§ WORK REQUIRED
Exactly as they appear, copy the lines of the listing from the one containing "Enumerate this chart's" through the final line, both included, and nothing else.

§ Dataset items
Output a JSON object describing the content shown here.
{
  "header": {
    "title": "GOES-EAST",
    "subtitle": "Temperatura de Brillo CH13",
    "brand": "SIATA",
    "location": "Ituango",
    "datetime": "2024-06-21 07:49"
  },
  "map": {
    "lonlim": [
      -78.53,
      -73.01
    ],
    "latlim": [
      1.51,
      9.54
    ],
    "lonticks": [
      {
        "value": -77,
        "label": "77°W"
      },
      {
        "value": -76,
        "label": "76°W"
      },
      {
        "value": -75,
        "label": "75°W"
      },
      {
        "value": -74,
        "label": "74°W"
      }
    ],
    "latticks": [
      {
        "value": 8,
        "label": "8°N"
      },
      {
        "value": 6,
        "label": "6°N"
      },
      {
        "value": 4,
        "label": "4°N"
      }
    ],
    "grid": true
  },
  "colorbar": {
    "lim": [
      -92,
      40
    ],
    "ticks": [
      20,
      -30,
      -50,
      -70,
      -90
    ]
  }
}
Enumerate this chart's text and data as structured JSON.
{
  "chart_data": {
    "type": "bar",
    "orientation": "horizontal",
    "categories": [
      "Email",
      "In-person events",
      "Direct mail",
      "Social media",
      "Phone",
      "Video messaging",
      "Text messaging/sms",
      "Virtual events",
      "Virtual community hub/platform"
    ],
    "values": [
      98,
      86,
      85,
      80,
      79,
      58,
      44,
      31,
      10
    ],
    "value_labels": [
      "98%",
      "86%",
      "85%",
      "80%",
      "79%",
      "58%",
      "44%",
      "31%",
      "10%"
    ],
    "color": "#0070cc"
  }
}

§ RESULT BELOW
Enumerate this chart's text and data as structured JSON.
{
  "chart_data": {
    "type": "bar",
    "orientation": "horizontal",
    "categories": [
      "Email",
      "In-person events",
      "Direct mail",
      "Social media",
      "Phone",
      "Video messaging",
      "Text messaging/sms",
      "Virtual events",
      "Virtual community hub/platform"
    ],
    "values": [
      98,
      86,
      85,
      80,
      79,
      58,
      44,
      31,
      10
    ],
    "value_labels": [
      "98%",
      "86%",
      "85%",
      "80%",
      "79%",
      "58%",
      "44%",
      "31%",
      "10%"
    ],
    "color": "#0070cc"
  }
}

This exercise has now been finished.